▶ **DATASET RECORDS**
□ □ □ □ □
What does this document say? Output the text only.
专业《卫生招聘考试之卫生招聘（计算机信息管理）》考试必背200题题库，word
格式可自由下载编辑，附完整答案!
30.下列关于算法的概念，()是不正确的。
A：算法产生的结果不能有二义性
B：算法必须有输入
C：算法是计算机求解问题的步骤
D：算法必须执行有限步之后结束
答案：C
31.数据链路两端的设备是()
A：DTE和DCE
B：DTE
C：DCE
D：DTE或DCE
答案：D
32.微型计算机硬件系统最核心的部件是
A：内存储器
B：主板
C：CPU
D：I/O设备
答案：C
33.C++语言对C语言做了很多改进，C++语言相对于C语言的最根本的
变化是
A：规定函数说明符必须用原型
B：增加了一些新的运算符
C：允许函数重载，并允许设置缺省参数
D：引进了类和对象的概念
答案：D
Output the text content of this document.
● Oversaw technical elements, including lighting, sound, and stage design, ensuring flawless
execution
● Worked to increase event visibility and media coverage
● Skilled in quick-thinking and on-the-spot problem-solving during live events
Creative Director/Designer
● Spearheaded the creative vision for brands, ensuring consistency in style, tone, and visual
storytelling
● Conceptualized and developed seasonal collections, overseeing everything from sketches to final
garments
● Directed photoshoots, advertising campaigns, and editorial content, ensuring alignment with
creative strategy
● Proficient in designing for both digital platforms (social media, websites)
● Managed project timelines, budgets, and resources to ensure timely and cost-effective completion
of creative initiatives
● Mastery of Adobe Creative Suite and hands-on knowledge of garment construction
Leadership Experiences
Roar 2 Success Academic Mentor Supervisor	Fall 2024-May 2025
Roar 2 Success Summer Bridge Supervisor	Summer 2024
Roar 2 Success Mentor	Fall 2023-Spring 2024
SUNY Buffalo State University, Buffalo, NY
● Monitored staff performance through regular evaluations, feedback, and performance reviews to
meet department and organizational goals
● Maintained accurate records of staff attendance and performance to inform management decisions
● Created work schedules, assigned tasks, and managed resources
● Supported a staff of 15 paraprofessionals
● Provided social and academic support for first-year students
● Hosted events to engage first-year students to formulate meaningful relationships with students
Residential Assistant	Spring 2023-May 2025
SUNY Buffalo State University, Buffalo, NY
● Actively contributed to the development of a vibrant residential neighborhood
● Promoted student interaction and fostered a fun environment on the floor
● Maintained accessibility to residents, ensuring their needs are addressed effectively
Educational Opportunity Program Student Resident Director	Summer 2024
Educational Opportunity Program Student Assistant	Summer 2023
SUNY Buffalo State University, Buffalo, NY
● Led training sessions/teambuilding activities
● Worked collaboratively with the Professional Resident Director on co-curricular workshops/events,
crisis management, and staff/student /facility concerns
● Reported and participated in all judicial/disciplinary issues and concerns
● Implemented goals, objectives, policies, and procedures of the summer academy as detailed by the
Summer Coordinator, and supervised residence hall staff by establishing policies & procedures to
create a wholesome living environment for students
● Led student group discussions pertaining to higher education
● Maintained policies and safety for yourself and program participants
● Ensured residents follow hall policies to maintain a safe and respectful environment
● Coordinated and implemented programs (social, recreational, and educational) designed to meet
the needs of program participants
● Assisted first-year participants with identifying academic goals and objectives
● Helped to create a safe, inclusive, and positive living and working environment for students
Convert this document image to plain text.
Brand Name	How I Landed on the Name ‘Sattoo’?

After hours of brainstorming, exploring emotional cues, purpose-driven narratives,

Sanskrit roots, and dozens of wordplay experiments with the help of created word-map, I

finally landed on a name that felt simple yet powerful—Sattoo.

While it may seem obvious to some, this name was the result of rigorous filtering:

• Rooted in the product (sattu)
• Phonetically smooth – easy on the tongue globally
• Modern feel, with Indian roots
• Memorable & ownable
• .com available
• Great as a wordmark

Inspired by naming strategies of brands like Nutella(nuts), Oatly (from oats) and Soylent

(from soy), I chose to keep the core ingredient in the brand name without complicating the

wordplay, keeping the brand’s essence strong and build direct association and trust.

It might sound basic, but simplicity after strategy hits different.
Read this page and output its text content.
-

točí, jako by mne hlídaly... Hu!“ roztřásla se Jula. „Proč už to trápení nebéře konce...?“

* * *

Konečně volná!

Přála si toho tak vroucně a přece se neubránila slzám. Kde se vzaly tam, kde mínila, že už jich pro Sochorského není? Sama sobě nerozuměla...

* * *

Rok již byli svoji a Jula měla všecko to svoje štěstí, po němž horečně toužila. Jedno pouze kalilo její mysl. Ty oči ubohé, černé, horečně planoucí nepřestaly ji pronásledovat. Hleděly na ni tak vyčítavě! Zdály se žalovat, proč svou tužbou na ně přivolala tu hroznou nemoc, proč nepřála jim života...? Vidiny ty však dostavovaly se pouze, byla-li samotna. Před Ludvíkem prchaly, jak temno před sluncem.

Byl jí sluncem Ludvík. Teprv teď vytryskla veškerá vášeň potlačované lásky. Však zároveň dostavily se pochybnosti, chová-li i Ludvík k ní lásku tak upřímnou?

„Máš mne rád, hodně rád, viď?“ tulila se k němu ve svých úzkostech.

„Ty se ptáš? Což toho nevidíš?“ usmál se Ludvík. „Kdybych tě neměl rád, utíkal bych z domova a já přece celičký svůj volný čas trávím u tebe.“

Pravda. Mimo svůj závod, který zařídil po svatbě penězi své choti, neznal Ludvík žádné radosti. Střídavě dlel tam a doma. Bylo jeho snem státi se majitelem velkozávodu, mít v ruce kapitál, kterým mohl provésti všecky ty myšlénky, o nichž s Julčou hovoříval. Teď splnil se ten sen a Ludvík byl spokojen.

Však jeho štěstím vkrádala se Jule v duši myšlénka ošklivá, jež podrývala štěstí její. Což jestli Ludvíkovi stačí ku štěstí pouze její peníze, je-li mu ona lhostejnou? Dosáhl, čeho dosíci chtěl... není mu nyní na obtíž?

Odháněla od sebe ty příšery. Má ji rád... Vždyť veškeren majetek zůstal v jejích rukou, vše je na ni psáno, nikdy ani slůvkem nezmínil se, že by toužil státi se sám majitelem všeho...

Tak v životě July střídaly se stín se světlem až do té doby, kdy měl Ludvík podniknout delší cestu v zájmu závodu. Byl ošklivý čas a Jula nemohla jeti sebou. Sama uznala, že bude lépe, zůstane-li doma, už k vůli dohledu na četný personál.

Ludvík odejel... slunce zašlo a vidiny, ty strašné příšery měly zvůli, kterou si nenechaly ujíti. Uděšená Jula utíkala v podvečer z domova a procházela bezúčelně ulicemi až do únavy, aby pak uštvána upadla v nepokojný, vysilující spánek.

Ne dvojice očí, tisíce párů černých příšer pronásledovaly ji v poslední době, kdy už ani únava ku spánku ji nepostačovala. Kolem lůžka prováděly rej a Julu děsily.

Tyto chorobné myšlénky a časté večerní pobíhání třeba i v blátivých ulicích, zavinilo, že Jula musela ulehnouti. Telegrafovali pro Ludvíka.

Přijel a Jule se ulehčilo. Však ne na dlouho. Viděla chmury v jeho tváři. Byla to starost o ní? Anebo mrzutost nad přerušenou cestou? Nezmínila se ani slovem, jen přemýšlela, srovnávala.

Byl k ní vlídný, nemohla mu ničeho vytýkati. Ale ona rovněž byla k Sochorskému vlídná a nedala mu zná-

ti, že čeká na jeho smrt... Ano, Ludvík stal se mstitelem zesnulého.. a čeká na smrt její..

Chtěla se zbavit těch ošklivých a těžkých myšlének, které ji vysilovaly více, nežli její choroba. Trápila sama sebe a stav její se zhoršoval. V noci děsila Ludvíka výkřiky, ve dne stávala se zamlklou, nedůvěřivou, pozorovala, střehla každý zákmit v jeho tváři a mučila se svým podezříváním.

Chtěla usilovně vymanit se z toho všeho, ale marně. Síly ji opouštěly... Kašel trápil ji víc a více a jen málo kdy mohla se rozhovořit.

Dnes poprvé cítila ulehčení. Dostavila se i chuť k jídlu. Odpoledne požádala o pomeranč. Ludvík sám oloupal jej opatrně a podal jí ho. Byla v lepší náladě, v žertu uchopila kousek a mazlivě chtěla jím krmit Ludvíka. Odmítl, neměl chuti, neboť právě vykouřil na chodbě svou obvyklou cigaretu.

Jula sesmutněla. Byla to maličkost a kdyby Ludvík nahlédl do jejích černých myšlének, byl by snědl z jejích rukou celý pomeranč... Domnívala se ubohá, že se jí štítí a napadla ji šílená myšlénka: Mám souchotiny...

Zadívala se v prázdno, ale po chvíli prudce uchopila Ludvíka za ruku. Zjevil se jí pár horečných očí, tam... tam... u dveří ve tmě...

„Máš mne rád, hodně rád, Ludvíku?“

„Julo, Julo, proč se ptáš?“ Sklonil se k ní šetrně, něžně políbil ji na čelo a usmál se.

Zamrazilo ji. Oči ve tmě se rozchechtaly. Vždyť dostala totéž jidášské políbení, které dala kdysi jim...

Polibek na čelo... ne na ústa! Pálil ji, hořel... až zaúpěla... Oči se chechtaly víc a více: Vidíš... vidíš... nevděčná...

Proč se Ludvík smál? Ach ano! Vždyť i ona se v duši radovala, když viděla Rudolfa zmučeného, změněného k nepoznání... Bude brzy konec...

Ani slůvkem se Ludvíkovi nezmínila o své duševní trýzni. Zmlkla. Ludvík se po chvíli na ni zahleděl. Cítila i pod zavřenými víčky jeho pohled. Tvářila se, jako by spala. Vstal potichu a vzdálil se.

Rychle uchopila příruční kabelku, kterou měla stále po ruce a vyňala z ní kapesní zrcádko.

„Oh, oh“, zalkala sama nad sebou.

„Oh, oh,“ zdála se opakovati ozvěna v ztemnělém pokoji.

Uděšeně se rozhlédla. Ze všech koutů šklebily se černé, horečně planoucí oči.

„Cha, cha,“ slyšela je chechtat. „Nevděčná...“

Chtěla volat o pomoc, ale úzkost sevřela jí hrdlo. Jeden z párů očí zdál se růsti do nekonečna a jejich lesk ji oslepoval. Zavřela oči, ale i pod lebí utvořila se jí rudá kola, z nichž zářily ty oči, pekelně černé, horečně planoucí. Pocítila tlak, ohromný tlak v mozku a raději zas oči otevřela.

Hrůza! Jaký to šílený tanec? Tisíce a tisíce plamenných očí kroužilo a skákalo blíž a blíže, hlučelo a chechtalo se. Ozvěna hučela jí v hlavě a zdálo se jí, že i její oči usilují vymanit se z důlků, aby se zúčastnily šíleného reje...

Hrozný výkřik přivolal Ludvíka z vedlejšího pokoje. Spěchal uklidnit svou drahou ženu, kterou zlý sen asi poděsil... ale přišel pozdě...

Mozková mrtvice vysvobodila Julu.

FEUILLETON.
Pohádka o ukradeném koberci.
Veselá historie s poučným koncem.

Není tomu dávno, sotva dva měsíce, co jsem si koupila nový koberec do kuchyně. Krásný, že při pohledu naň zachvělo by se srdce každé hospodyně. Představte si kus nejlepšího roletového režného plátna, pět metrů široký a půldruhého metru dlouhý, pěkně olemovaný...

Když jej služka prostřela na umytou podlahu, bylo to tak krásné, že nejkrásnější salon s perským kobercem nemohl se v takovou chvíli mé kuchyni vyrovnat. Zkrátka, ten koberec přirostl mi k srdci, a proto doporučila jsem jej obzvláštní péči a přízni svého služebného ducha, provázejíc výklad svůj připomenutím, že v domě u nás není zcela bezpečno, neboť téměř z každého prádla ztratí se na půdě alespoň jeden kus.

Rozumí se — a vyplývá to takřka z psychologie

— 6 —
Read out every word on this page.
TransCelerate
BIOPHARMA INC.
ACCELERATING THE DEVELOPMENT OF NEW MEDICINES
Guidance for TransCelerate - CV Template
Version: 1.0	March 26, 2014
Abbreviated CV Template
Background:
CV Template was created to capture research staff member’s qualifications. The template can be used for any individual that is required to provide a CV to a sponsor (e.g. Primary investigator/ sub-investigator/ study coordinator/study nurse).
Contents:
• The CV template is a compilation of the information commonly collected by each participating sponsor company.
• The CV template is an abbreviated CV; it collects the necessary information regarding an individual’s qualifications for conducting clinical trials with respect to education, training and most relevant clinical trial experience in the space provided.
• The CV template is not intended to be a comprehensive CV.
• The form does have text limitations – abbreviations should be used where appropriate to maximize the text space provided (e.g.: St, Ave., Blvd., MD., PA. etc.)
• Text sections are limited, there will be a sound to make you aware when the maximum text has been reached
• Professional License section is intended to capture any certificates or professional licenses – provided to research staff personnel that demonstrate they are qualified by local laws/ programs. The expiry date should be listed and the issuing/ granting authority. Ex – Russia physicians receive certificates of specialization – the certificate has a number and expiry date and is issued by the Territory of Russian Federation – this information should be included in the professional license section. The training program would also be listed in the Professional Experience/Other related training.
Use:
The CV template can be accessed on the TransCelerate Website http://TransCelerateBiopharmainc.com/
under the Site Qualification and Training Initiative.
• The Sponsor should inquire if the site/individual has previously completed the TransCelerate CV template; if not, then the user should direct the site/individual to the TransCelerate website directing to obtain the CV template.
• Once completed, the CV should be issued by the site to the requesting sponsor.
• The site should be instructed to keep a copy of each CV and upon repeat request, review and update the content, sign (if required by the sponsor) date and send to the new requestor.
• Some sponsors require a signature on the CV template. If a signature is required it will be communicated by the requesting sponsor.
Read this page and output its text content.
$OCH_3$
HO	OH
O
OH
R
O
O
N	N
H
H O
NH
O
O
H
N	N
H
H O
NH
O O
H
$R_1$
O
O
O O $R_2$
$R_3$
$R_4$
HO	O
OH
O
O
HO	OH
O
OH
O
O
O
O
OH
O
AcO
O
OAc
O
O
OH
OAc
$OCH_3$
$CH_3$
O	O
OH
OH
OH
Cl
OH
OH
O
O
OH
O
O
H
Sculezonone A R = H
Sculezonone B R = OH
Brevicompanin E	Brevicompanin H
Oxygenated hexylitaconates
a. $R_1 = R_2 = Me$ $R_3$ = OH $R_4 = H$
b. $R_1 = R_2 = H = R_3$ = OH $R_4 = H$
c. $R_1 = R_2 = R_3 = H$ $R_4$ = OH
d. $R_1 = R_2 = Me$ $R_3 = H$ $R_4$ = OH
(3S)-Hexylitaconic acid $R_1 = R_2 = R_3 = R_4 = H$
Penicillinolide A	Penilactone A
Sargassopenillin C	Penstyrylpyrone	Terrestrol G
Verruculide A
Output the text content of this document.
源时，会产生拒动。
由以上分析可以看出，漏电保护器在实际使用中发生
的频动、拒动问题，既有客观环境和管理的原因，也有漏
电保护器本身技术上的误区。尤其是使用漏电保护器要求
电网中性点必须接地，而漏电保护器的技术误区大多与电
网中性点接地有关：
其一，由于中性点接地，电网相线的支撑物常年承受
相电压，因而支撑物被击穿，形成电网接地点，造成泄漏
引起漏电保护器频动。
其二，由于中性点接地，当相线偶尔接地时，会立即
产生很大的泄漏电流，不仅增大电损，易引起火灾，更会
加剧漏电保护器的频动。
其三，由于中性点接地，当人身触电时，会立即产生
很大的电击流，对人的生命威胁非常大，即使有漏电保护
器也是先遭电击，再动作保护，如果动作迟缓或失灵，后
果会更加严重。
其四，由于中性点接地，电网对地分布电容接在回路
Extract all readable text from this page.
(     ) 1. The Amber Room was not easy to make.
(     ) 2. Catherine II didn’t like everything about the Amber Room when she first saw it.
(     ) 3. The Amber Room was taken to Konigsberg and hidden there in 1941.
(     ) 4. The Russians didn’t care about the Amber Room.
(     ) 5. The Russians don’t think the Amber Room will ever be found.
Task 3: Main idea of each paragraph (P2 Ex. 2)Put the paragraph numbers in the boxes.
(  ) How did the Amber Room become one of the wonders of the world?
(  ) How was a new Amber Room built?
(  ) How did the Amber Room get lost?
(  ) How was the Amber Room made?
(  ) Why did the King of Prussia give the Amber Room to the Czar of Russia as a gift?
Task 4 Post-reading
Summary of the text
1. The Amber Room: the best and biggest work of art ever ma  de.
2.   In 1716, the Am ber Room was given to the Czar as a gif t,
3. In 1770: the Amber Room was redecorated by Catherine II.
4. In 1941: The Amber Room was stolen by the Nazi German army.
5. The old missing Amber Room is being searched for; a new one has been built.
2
□ □ □ □ □
▶ **STATED PROBLEM**
Identify the lines of the data that contain the word "Catherine". Copy each of them.

▶ **FINISHED ANSWER**
(     ) 2. Catherine II didn’t like everything about the Amber Room when she first saw it.
3. In 1770: the Amber Room was redecorated by Catherine II.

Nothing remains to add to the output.